Check each line of the data below for the word "الأصل", then extract the ones that have it.

(Data entries)
####################
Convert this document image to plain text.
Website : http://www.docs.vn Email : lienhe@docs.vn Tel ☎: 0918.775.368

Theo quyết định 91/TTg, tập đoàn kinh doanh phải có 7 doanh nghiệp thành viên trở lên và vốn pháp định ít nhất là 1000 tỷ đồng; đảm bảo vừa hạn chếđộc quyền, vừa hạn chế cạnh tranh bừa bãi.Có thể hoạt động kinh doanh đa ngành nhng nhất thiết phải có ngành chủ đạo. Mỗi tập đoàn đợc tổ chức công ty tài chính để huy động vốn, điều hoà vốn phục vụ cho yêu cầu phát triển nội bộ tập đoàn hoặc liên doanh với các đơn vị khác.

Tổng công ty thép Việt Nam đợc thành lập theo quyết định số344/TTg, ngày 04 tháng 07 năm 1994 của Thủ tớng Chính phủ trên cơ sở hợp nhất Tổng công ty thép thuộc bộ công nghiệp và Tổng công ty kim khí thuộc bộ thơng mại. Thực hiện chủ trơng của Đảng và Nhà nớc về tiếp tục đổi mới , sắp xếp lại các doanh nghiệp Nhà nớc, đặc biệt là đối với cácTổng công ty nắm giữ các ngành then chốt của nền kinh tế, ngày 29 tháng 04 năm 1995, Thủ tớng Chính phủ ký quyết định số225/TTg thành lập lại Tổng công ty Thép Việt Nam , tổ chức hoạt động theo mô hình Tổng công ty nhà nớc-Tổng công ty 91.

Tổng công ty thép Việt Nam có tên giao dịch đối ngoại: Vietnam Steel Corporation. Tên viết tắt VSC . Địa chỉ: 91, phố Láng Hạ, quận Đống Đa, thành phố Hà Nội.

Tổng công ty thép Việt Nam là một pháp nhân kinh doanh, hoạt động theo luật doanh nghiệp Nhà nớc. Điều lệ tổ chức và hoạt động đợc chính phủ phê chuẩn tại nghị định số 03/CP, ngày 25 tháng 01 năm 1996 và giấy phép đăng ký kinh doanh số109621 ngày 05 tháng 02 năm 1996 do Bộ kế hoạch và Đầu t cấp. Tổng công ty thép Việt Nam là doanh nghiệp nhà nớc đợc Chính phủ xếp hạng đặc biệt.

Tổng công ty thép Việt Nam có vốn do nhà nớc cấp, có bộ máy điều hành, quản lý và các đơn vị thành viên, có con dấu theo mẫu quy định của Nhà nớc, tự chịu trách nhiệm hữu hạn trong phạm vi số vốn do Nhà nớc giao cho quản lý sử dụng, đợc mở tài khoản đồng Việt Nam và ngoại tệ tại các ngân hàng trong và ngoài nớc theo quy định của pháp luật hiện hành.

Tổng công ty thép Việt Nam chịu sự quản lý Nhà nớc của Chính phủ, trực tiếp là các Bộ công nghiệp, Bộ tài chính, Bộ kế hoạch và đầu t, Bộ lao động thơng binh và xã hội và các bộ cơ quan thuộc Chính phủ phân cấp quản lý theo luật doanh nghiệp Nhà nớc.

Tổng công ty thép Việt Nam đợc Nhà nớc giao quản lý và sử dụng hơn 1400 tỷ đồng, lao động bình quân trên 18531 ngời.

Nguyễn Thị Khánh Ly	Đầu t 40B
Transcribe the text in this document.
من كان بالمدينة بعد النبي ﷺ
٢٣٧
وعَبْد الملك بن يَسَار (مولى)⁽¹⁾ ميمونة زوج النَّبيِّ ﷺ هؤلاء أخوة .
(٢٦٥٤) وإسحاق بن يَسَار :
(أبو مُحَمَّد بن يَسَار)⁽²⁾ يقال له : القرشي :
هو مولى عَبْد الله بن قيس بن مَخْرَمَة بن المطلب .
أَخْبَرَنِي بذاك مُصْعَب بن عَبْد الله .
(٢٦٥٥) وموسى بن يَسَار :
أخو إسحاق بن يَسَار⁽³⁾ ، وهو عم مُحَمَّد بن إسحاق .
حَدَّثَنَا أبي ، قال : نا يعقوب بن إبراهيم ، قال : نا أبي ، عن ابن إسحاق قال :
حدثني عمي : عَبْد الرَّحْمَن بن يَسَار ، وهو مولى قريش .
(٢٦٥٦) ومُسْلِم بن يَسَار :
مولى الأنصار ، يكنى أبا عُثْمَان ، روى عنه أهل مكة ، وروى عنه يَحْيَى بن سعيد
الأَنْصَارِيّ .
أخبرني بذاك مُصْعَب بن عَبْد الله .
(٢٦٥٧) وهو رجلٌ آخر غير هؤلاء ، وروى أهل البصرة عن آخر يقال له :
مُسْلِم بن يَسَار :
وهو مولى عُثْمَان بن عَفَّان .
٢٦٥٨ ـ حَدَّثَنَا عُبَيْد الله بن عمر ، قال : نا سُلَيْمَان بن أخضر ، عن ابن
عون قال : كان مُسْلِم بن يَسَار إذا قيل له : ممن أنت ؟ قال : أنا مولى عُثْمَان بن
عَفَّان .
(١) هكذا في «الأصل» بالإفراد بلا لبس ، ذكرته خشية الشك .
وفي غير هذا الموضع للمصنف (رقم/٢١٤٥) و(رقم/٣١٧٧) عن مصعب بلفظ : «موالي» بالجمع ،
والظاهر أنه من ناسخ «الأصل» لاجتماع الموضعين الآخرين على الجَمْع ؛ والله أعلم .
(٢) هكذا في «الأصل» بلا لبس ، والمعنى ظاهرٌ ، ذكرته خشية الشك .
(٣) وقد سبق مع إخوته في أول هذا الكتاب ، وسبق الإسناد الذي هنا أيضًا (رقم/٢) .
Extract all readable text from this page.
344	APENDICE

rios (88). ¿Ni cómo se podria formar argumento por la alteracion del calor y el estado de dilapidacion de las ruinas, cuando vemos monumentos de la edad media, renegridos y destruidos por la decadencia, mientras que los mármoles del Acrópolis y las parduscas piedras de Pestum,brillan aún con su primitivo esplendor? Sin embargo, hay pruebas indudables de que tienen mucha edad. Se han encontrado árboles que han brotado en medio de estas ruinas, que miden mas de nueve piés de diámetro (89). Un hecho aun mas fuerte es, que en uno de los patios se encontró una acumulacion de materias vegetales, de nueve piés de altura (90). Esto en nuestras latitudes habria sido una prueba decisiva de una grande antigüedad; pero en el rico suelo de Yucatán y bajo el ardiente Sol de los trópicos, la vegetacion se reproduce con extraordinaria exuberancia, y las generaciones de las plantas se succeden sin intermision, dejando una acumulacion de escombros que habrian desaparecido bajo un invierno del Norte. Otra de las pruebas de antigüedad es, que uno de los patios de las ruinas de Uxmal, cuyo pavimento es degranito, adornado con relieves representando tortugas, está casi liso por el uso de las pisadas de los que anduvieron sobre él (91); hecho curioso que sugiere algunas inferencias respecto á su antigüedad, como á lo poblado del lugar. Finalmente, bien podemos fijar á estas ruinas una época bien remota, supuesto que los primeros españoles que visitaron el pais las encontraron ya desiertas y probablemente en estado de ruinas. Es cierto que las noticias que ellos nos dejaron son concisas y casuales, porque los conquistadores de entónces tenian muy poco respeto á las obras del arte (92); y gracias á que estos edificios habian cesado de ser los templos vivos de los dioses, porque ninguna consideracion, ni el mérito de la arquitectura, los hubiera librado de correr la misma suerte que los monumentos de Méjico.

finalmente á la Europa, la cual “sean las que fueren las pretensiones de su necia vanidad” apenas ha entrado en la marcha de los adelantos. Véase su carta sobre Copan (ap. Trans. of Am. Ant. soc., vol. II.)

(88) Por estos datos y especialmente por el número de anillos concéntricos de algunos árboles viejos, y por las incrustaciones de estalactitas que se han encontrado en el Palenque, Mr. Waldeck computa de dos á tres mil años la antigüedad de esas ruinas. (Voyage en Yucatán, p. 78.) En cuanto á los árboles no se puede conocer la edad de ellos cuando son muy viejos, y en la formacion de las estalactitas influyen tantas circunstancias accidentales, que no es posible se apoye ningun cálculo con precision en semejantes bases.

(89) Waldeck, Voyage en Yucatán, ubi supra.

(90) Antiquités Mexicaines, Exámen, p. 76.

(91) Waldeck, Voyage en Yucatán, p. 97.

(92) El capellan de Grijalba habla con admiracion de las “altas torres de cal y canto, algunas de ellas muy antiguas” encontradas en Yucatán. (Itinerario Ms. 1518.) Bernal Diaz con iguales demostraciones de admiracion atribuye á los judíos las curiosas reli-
####################
# [EXERCISE RESPONSE]
(١) هكذا في «الأصل» بالإفراد بلا لبس ، ذكرته خشية الشك .
والظاهر أنه من ناسخ «الأصل» لاجتماع الموضعين الآخرين على الجَمْع ؛ والله أعلم .
(٢) هكذا في «الأصل» بلا لبس ، والمعنى ظاهرٌ ، ذكرته خشية الشك .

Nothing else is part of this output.